_Task directions:_
Return the whole listing, keeping every character the same.

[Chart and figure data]
[BEGIN]

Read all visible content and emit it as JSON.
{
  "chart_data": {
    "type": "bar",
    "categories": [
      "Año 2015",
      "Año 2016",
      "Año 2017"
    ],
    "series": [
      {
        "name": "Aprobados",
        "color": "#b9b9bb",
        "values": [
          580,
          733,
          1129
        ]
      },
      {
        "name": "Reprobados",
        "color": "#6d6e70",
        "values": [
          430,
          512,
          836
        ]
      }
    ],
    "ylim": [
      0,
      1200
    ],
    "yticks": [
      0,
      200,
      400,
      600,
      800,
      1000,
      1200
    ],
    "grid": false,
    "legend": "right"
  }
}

[END]

_Full output:_
Read all visible content and emit it as JSON.
{
  "chart_data": {
    "type": "bar",
    "categories": [
      "Año 2015",
      "Año 2016",
      "Año 2017"
    ],
    "series": [
      {
        "name": "Aprobados",
        "color": "#b9b9bb",
        "values": [
          580,
          733,
          1129
        ]
      },
      {
        "name": "Reprobados",
        "color": "#6d6e70",
        "values": [
          430,
          512,
          836
        ]
      }
    ],
    "ylim": [
      0,
      1200
    ],
    "yticks": [
      0,
      200,
      400,
      600,
      800,
      1000,
      1200
    ],
    "grid": false,
    "legend": "right"
  }
}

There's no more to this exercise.